▶ [Instruction]:
Write out the listing below exactly, and omit any images you find in it.

------------------------------------------------------------

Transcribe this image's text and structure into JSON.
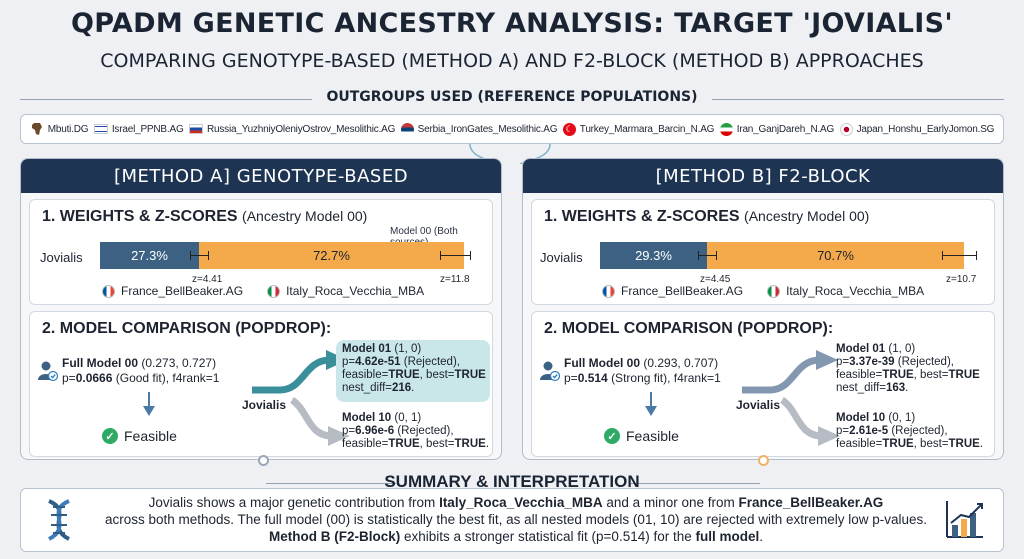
{
  "title": "QPADM GENETIC ANCESTRY ANALYSIS: TARGET 'JOVIALIS'",
  "subtitle": "COMPARING GENOTYPE-BASED (METHOD A) AND F2-BLOCK (METHOD B) APPROACHES",
  "outgroups": {
    "heading": "OUTGROUPS USED (REFERENCE POPULATIONS)",
    "items": [
      {
        "label": "Mbuti.DG",
        "icon": "africa-map-icon"
      },
      {
        "label": "Israel_PPNB.AG",
        "icon": "israel-flag-icon"
      },
      {
        "label": "Russia_YuzhniyOleniyOstrov_Mesolithic.AG",
        "icon": "russia-flag-icon"
      },
      {
        "label": "Serbia_IronGates_Mesolithic.AG",
        "icon": "serbia-flag-icon"
      },
      {
        "label": "Turkey_Marmara_Barcin_N.AG",
        "icon": "turkey-flag-icon"
      },
      {
        "label": "Iran_GanjDareh_N.AG",
        "icon": "iran-flag-icon"
      },
      {
        "label": "Japan_Honshu_EarlyJomon.SG",
        "icon": "japan-flag-icon"
      }
    ]
  },
  "methodA": {
    "header": "[METHOD A] GENOTYPE-BASED",
    "weights_title": "1. WEIGHTS & Z-SCORES",
    "weights_sub": "(Ancestry Model 00)",
    "model_tag": "Model 00 (Both sources)",
    "target": "Jovialis",
    "seg1": "27.3%",
    "seg2": "72.7%",
    "z1": "z=4.41",
    "z2": "z=11.8",
    "src1": "France_BellBeaker.AG",
    "src2": "Italy_Roca_Vecchia_MBA",
    "comparison_title": "2. MODEL COMPARISON (POPDROP):",
    "full_name": "Full Model 00",
    "full_weights": "(0.273, 0.727)",
    "full_p_label": "p=",
    "full_p": "0.0666",
    "full_fit": "(Good fit), f4rank=1",
    "feasible": "Feasible",
    "flow_label": "Jovialis",
    "m01_name": "Model 01",
    "m01_w": "(1, 0)",
    "m01_p": "4.62e-51",
    "m01_rej": "(Rejected),",
    "m01_feas_label": "feasible=",
    "m01_feas": "TRUE",
    "m01_best_label": ", best=",
    "m01_best": "TRUE",
    "m01_nest_label": "nest_diff=",
    "m01_nest": "216",
    "m10_name": "Model 10",
    "m10_w": "(0, 1)",
    "m10_p": "6.96e-6",
    "m10_rej": "(Rejected),",
    "m10_feas": "TRUE",
    "m10_best": "TRUE"
  },
  "methodB": {
    "header": "[METHOD B] F2-BLOCK",
    "weights_title": "1. WEIGHTS & Z-SCORES",
    "weights_sub": "(Ancestry Model 00)",
    "target": "Jovialis",
    "seg1": "29.3%",
    "seg2": "70.7%",
    "z1": "z=4.45",
    "z2": "z=10.7",
    "src1": "France_BellBeaker.AG",
    "src2": "Italy_Roca_Vecchia_MBA",
    "comparison_title": "2. MODEL COMPARISON (POPDROP):",
    "full_name": "Full Model 00",
    "full_weights": "(0.293, 0.707)",
    "full_p_label": "p=",
    "full_p": "0.514",
    "full_fit": "(Strong fit), f4rank=1",
    "feasible": "Feasible",
    "flow_label": "Jovialis",
    "m01_name": "Model 01",
    "m01_w": "(1, 0)",
    "m01_p": "3.37e-39",
    "m01_rej": "(Rejected),",
    "m01_feas_label": "feasible=",
    "m01_feas": "TRUE",
    "m01_best_label": ", best=",
    "m01_best": "TRUE",
    "m01_nest_label": "nest_diff=",
    "m01_nest": "163",
    "m10_name": "Model 10",
    "m10_w": "(0, 1)",
    "m10_p": "2.61e-5",
    "m10_rej": "(Rejected),",
    "m10_feas": "TRUE",
    "m10_best": "TRUE"
  },
  "summary": {
    "heading": "SUMMARY & INTERPRETATION",
    "l1a": "Jovialis shows a major genetic contribution from ",
    "l1b": "Italy_Roca_Vecchia_MBA",
    "l1c": " and a minor one from ",
    "l1d": "France_BellBeaker.AG",
    "l2": "across both methods. The full model (00) is statistically the best fit, as all nested models (01, 10) are rejected with extremely low p-values.",
    "l3a": "Method B (F2-Block)",
    "l3b": " exhibits a stronger statistical fit (p=0.514) for the ",
    "l3c": "full model",
    "l3d": "."
  },
  "colors": {
    "navy": "#1d3553",
    "blue_segment": "#3d6183",
    "orange_segment": "#f4a94a",
    "feasible_green": "#2eaa64",
    "highlight_teal": "#c9e6e8"
  }
}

------------------------------------------------------------

▶ [Final result]:
Transcribe this image's text and structure into JSON.
{
  "title": "QPADM GENETIC ANCESTRY ANALYSIS: TARGET 'JOVIALIS'",
  "subtitle": "COMPARING GENOTYPE-BASED (METHOD A) AND F2-BLOCK (METHOD B) APPROACHES",
  "outgroups": {
    "heading": "OUTGROUPS USED (REFERENCE POPULATIONS)",
    "items": [
      {
        "label": "Mbuti.DG",
        "icon": "africa-map-icon"
      },
      {
        "label": "Israel_PPNB.AG",
        "icon": "israel-flag-icon"
      },
      {
        "label": "Russia_YuzhniyOleniyOstrov_Mesolithic.AG",
        "icon": "russia-flag-icon"
      },
      {
        "label": "Serbia_IronGates_Mesolithic.AG",
        "icon": "serbia-flag-icon"
      },
      {
        "label": "Turkey_Marmara_Barcin_N.AG",
        "icon": "turkey-flag-icon"
      },
      {
        "label": "Iran_GanjDareh_N.AG",
        "icon": "iran-flag-icon"
      },
      {
        "label": "Japan_Honshu_EarlyJomon.SG",
        "icon": "japan-flag-icon"
      }
    ]
  },
  "methodA": {
    "header": "[METHOD A] GENOTYPE-BASED",
    "weights_title": "1. WEIGHTS & Z-SCORES",
    "weights_sub": "(Ancestry Model 00)",
    "model_tag": "Model 00 (Both sources)",
    "target": "Jovialis",
    "seg1": "27.3%",
    "seg2": "72.7%",
    "z1": "z=4.41",
    "z2": "z=11.8",
    "src1": "France_BellBeaker.AG",
    "src2": "Italy_Roca_Vecchia_MBA",
    "comparison_title": "2. MODEL COMPARISON (POPDROP):",
    "full_name": "Full Model 00",
    "full_weights": "(0.273, 0.727)",
    "full_p_label": "p=",
    "full_p": "0.0666",
    "full_fit": "(Good fit), f4rank=1",
    "feasible": "Feasible",
    "flow_label": "Jovialis",
    "m01_name": "Model 01",
    "m01_w": "(1, 0)",
    "m01_p": "4.62e-51",
    "m01_rej": "(Rejected),",
    "m01_feas_label": "feasible=",
    "m01_feas": "TRUE",
    "m01_best_label": ", best=",
    "m01_best": "TRUE",
    "m01_nest_label": "nest_diff=",
    "m01_nest": "216",
    "m10_name": "Model 10",
    "m10_w": "(0, 1)",
    "m10_p": "6.96e-6",
    "m10_rej": "(Rejected),",
    "m10_feas": "TRUE",
    "m10_best": "TRUE"
  },
  "methodB": {
    "header": "[METHOD B] F2-BLOCK",
    "weights_title": "1. WEIGHTS & Z-SCORES",
    "weights_sub": "(Ancestry Model 00)",
    "target": "Jovialis",
    "seg1": "29.3%",
    "seg2": "70.7%",
    "z1": "z=4.45",
    "z2": "z=10.7",
    "src1": "France_BellBeaker.AG",
    "src2": "Italy_Roca_Vecchia_MBA",
    "comparison_title": "2. MODEL COMPARISON (POPDROP):",
    "full_name": "Full Model 00",
    "full_weights": "(0.293, 0.707)",
    "full_p_label": "p=",
    "full_p": "0.514",
    "full_fit": "(Strong fit), f4rank=1",
    "feasible": "Feasible",
    "flow_label": "Jovialis",
    "m01_name": "Model 01",
    "m01_w": "(1, 0)",
    "m01_p": "3.37e-39",
    "m01_rej": "(Rejected),",
    "m01_feas_label": "feasible=",
    "m01_feas": "TRUE",
    "m01_best_label": ", best=",
    "m01_best": "TRUE",
    "m01_nest_label": "nest_diff=",
    "m01_nest": "163",
    "m10_name": "Model 10",
    "m10_w": "(0, 1)",
    "m10_p": "2.61e-5",
    "m10_rej": "(Rejected),",
    "m10_feas": "TRUE",
    "m10_best": "TRUE"
  },
  "summary": {
    "heading": "SUMMARY & INTERPRETATION",
    "l1a": "Jovialis shows a major genetic contribution from ",
    "l1b": "Italy_Roca_Vecchia_MBA",
    "l1c": " and a minor one from ",
    "l1d": "France_BellBeaker.AG",
    "l2": "across both methods. The full model (00) is statistically the best fit, as all nested models (01, 10) are rejected with extremely low p-values.",
    "l3a": "Method B (F2-Block)",
    "l3b": " exhibits a stronger statistical fit (p=0.514) for the ",
    "l3c": "full model",
    "l3d": "."
  },
  "colors": {
    "navy": "#1d3553",
    "blue_segment": "#3d6183",
    "orange_segment": "#f4a94a",
    "feasible_green": "#2eaa64",
    "highlight_teal": "#c9e6e8"
  }
}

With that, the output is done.